_EXERCISE_. Please determine how many lines of the material include the word "hires", and respond with nothing but that number.

_PROVIDED ENTRIES_.

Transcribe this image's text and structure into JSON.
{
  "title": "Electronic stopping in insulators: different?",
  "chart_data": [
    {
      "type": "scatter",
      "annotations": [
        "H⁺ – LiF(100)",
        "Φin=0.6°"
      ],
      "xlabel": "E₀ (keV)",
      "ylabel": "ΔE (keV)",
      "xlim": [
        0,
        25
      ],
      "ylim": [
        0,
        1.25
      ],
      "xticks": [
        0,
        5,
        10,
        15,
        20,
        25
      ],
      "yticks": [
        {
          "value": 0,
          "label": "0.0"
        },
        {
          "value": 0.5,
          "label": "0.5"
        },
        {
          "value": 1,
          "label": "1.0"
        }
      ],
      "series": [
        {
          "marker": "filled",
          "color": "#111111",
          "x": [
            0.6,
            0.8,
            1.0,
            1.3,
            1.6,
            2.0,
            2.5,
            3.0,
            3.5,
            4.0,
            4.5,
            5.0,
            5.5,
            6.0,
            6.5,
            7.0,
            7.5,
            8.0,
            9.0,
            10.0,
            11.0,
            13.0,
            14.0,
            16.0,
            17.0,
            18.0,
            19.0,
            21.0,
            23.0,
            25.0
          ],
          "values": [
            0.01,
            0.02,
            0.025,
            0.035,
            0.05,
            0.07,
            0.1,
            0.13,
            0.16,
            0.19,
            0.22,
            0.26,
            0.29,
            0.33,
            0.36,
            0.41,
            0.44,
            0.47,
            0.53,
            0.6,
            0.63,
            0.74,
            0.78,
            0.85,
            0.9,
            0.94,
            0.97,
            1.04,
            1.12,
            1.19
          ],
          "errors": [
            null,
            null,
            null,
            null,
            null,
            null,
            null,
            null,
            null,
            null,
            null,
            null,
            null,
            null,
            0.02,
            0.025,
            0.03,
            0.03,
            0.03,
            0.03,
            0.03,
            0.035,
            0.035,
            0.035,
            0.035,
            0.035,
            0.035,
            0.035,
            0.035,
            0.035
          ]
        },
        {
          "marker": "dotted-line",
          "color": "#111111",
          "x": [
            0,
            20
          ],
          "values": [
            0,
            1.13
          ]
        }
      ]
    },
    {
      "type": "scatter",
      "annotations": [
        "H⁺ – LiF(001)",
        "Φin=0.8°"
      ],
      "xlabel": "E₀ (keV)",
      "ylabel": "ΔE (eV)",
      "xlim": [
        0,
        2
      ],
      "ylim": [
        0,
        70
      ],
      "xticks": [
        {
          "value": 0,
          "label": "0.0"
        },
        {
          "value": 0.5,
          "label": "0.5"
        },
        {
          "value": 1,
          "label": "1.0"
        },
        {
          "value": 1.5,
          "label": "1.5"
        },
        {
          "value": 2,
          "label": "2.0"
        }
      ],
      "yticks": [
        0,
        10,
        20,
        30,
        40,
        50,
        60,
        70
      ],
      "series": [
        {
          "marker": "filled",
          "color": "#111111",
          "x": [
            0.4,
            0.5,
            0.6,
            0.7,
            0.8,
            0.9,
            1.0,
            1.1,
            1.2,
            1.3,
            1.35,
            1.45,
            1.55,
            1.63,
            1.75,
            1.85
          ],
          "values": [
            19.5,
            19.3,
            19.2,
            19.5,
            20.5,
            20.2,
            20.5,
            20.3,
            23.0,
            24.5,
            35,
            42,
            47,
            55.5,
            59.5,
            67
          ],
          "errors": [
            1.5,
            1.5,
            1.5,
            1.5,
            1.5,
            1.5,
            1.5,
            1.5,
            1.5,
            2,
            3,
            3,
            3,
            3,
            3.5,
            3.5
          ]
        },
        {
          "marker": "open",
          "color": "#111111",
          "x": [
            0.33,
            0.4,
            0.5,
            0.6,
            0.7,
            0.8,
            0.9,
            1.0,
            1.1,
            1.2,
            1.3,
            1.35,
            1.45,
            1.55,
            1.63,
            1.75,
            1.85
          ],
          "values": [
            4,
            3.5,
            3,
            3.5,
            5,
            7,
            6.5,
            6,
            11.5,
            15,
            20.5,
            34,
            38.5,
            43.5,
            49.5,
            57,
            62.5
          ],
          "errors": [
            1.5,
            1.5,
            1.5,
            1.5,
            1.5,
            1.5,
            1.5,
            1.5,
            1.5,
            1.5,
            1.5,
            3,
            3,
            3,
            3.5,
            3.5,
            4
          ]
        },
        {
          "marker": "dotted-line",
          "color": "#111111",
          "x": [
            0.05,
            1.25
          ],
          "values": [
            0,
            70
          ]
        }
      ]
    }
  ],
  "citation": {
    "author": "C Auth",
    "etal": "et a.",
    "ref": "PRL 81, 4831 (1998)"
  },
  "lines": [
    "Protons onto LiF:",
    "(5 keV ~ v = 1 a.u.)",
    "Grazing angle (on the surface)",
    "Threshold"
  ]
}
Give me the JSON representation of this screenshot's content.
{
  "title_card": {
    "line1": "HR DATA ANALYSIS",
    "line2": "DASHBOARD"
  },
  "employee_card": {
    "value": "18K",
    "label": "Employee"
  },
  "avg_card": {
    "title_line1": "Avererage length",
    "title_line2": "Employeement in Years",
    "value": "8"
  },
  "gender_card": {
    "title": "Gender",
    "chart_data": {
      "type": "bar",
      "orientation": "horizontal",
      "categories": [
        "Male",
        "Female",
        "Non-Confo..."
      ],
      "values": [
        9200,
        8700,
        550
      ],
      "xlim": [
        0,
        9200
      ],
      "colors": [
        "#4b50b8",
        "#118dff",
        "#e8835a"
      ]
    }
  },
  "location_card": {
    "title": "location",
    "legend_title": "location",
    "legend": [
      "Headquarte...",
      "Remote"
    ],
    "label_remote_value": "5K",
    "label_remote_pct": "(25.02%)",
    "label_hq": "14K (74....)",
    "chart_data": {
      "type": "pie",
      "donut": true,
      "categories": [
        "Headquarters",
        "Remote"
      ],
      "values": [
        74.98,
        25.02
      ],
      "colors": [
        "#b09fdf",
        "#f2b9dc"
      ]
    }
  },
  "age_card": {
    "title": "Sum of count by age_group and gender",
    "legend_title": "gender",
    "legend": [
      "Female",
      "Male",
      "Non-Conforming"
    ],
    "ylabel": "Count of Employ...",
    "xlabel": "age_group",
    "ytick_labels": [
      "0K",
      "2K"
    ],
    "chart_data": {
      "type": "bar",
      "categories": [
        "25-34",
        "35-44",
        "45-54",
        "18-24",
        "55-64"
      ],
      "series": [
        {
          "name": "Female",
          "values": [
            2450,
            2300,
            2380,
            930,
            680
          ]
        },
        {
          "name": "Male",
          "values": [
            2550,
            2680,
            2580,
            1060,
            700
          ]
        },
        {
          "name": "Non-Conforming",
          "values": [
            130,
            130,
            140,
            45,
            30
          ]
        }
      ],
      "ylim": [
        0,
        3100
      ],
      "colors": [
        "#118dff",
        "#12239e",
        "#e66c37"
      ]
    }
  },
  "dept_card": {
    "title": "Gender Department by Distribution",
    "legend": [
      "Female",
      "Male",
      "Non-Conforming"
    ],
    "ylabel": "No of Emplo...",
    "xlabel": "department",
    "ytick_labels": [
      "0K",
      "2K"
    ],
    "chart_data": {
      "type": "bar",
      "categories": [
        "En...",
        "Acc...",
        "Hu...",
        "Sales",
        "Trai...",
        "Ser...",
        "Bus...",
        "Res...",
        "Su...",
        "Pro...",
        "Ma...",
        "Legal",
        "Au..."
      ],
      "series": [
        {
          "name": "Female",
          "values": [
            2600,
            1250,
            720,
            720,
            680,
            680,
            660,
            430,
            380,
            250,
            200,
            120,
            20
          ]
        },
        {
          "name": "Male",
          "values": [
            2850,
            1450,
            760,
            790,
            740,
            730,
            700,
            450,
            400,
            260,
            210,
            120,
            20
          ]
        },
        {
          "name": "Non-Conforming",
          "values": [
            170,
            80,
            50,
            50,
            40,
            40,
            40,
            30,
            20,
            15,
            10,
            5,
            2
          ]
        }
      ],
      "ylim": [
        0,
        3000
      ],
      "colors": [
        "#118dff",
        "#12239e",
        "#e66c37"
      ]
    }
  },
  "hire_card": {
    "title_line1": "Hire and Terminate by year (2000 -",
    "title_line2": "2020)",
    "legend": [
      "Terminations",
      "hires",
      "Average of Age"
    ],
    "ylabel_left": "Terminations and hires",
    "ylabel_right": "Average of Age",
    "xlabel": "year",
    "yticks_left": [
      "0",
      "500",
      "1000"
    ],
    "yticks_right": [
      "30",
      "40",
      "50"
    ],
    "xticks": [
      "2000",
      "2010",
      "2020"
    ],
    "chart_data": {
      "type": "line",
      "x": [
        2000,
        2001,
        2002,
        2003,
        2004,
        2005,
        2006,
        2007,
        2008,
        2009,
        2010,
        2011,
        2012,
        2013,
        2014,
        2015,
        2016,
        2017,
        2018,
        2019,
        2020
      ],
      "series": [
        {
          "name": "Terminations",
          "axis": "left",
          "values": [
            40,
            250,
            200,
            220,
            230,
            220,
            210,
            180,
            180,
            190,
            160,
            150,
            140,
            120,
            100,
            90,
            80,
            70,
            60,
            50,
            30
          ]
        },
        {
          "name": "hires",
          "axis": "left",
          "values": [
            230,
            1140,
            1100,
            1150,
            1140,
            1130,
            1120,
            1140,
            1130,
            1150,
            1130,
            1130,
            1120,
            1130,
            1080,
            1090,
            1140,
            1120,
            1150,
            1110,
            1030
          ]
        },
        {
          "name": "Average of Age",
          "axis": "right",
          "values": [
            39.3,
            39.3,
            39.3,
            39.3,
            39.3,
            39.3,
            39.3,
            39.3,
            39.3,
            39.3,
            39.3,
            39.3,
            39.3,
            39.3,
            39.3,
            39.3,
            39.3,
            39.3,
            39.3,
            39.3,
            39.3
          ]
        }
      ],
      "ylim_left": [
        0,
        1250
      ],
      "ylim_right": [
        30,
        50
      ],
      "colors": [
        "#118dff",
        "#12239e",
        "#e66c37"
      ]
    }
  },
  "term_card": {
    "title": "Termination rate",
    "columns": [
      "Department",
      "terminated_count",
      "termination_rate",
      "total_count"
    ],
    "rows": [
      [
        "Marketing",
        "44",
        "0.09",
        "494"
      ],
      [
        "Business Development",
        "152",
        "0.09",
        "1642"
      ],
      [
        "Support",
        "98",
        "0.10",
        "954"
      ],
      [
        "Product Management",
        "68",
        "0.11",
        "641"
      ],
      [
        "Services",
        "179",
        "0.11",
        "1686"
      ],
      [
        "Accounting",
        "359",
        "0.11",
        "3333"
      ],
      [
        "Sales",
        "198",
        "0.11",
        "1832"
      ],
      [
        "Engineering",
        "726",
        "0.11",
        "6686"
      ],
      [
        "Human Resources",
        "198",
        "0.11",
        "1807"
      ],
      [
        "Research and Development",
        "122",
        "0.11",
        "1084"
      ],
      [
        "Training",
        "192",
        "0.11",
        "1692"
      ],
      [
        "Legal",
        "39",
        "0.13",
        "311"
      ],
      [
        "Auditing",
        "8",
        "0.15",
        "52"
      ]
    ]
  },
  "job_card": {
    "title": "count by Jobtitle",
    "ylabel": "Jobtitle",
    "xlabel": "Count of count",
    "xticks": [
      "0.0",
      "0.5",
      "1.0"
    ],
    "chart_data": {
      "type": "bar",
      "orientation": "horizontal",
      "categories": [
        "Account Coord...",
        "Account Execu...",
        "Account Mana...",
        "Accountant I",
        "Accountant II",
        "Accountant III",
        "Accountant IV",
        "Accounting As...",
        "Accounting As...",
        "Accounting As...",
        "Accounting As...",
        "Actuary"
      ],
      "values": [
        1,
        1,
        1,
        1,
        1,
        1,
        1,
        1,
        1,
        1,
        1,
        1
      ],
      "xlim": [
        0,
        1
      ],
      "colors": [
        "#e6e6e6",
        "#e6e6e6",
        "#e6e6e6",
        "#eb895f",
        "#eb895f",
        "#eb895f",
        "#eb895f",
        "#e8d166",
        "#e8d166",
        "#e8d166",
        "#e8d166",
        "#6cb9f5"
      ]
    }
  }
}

_SOLUTION TO THIS TASK_. 3